▸ REQUIREMENT:
Pick out all lines in the listing holding the string "правонарушений" and copy them.
Begin THE RECORDS
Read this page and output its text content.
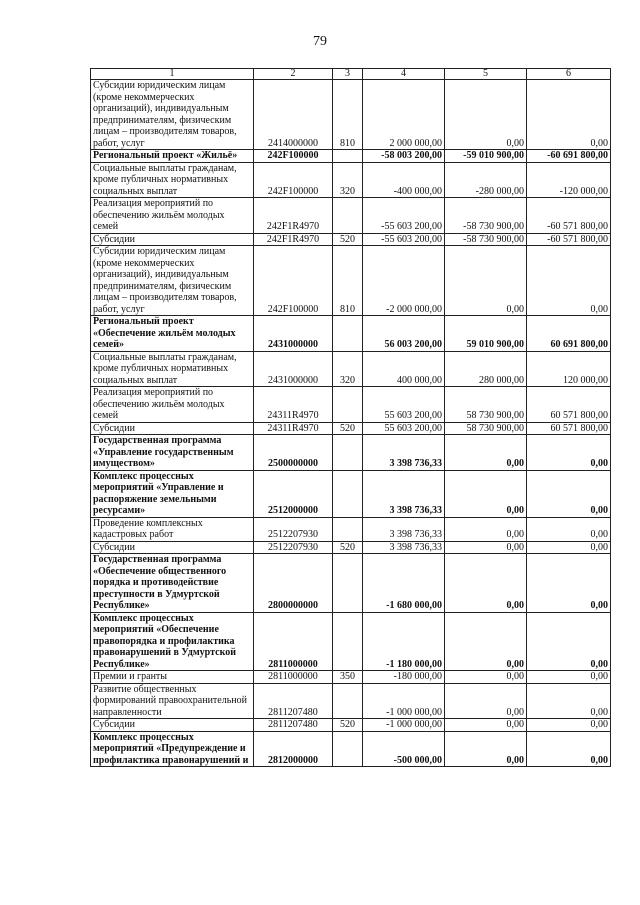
79
1	2	3	4	5	6
Субсидии юридическим лицам (кроме некоммерческих организаций), индивидуальным предпринимателям, физическим лицам – производителям товаров, работ, услуг	2414000000	810	2 000 000,00	0,00	0,00
Региональный проект «Жильё»	242F100000		-58 003 200,00	-59 010 900,00	-60 691 800,00
Социальные выплаты гражданам, кроме публичных нормативных социальных выплат	242F100000	320	-400 000,00	-280 000,00	-120 000,00
Реализация мероприятий по обеспечению жильём молодых семей	242F1R4970		-55 603 200,00	-58 730 900,00	-60 571 800,00
Субсидии	242F1R4970	520	-55 603 200,00	-58 730 900,00	-60 571 800,00
Субсидии юридическим лицам (кроме некоммерческих организаций), индивидуальным предпринимателям, физическим лицам – производителям товаров, работ, услуг	242F100000	810	-2 000 000,00	0,00	0,00
Региональный проект «Обеспечение жильём молодых семей»	2431000000		56 003 200,00	59 010 900,00	60 691 800,00
Социальные выплаты гражданам, кроме публичных нормативных социальных выплат	2431000000	320	400 000,00	280 000,00	120 000,00
Реализация мероприятий по обеспечению жильём молодых семей	24311R4970		55 603 200,00	58 730 900,00	60 571 800,00
Субсидии	24311R4970	520	55 603 200,00	58 730 900,00	60 571 800,00
Государственная программа «Управление государственным имуществом»	2500000000		3 398 736,33	0,00	0,00
Комплекс процессных мероприятий «Управление и распоряжение земельными ресурсами»	2512000000		3 398 736,33	0,00	0,00
Проведение комплексных кадастровых работ	2512207930		3 398 736,33	0,00	0,00
Субсидии	2512207930	520	3 398 736,33	0,00	0,00
Государственная программа «Обеспечение общественного порядка и противодействие преступности в Удмуртской Республике»	2800000000		-1 680 000,00	0,00	0,00
Комплекс процессных мероприятий «Обеспечение правопорядка и профилактика правонарушений в Удмуртской Республике»	2811000000		-1 180 000,00	0,00	0,00
Премии и гранты	2811000000	350	-180 000,00	0,00	0,00
Развитие общественных формирований правоохранительной направленности	2811207480		-1 000 000,00	0,00	0,00
Субсидии	2811207480	520	-1 000 000,00	0,00	0,00
Комплекс процессных мероприятий «Предупреждение и профилактика правонарушений и	2812000000		-500 000,00	0,00	0,00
End THE RECORDS
▸ ANSWER FOR THE TASK:
Комплекс процессных мероприятий «Обеспечение правопорядка и профилактика правонарушений в Удмуртской Республике»	2811000000		-1 180 000,00	0,00	0,00
Комплекс процессных мероприятий «Предупреждение и профилактика правонарушений и	2812000000		-500 000,00	0,00	0,00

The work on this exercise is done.